# [GIVEN EXERCISE]
Write out the entries again, changing "Tue 9 Jan" to "Wed 10 Jan" wherever it occurs and keeping every other line as it is. Omit the pictures from your answer.

(Dataset excerpt)
----

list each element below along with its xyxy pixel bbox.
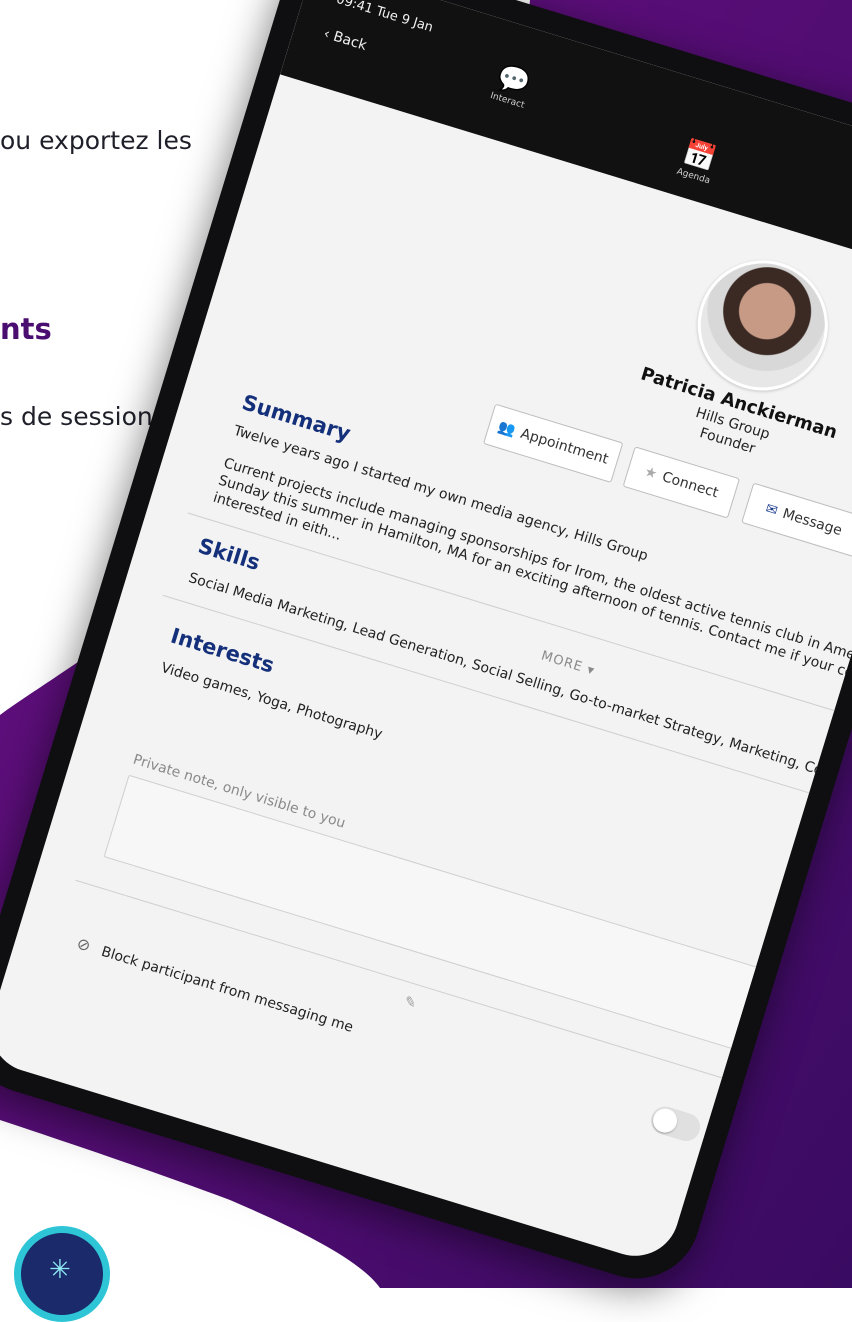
connect-button[interactable]: ★ Connect: [622, 446, 741, 519]
more-button[interactable]: MORE ▾: [539, 648, 596, 679]
message-button[interactable]: ✉ Message: [741, 482, 852, 558]
marketing-line-2: s de sessions: [0, 402, 166, 431]
interests-text: Video games, Yoga, Photography: [159, 659, 385, 743]
appointment-label: Appointment: [518, 425, 611, 468]
marketing-heading: nts: [0, 312, 52, 346]
status-date: Tue 9 Jan: [374, 4, 435, 36]
message-label: Message: [780, 505, 844, 540]
chevron-left-icon: ‹: [321, 25, 332, 43]
block-icon: ⊘: [74, 933, 94, 956]
block-toggle[interactable]: [647, 1103, 704, 1145]
nav-agenda[interactable]: 📅 Agenda: [649, 130, 747, 195]
status-time: 09:41: [334, 0, 375, 18]
nav-interact[interactable]: 💬 Interact: [463, 54, 561, 119]
back-label: Back: [331, 28, 369, 54]
envelope-icon: ✉: [763, 500, 780, 520]
marketing-line-1: ou exportez les: [0, 126, 192, 155]
status-bar: 09:41 Tue 9 Jan: [334, 0, 434, 36]
back-button[interactable]: ‹ Back: [322, 26, 369, 54]
block-participant-row[interactable]: ⊘ Block participant from messaging me: [75, 933, 356, 1035]
block-participant-label: Block participant from messaging me: [99, 943, 356, 1036]
skills-text: Social Media Marketing, Lead Generation,…: [186, 570, 852, 796]
pencil-icon: ✎: [402, 993, 419, 1013]
private-note-input[interactable]: [103, 774, 781, 1057]
caret-down-icon: ▾: [585, 662, 597, 680]
skills-heading: Skills: [195, 533, 263, 576]
brand-logo-icon: [14, 1226, 110, 1322]
people-icon: 👥: [496, 418, 518, 440]
star-icon: ★: [642, 463, 660, 483]
appointment-button[interactable]: 👥 Appointment: [482, 403, 624, 483]
connect-label: Connect: [660, 469, 721, 502]
more-label: MORE: [539, 648, 585, 676]
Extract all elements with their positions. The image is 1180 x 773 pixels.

----

# [TASK RESPONSE]
list each element below along with its xyxy pixel bbox.
connect-button[interactable]: ★ Connect: [622, 446, 741, 519]
more-button[interactable]: MORE ▾: [539, 648, 596, 679]
message-button[interactable]: ✉ Message: [741, 482, 852, 558]
marketing-line-2: s de sessions: [0, 402, 166, 431]
interests-text: Video games, Yoga, Photography: [159, 659, 385, 743]
appointment-label: Appointment: [518, 425, 611, 468]
marketing-heading: nts: [0, 312, 52, 346]
status-date: Wed 10 Jan: [374, 4, 435, 36]
message-label: Message: [780, 505, 844, 540]
chevron-left-icon: ‹: [321, 25, 332, 43]
block-icon: ⊘: [74, 933, 94, 956]
block-toggle[interactable]: [647, 1103, 704, 1145]
nav-agenda[interactable]: 📅 Agenda: [649, 130, 747, 195]
status-time: 09:41: [334, 0, 375, 18]
nav-interact[interactable]: 💬 Interact: [463, 54, 561, 119]
back-label: Back: [331, 28, 369, 54]
envelope-icon: ✉: [763, 500, 780, 520]
marketing-line-1: ou exportez les: [0, 126, 192, 155]
status-bar: 09:41 Wed 10 Jan: [334, 0, 434, 36]
back-button[interactable]: ‹ Back: [322, 26, 369, 54]
block-participant-row[interactable]: ⊘ Block participant from messaging me: [75, 933, 356, 1035]
block-participant-label: Block participant from messaging me: [99, 943, 356, 1036]
skills-text: Social Media Marketing, Lead Generation,…: [186, 570, 852, 796]
pencil-icon: ✎: [402, 993, 419, 1013]
private-note-input[interactable]: [103, 774, 781, 1057]
caret-down-icon: ▾: [585, 662, 597, 680]
skills-heading: Skills: [195, 533, 263, 576]
brand-logo-icon: [14, 1226, 110, 1322]
people-icon: 👥: [496, 418, 518, 440]
star-icon: ★: [642, 463, 660, 483]
appointment-button[interactable]: 👥 Appointment: [482, 403, 624, 483]
connect-label: Connect: [660, 469, 721, 502]
more-label: MORE: [539, 648, 585, 676]
Extract all elements with their positions. The image is 1180 x 773 pixels.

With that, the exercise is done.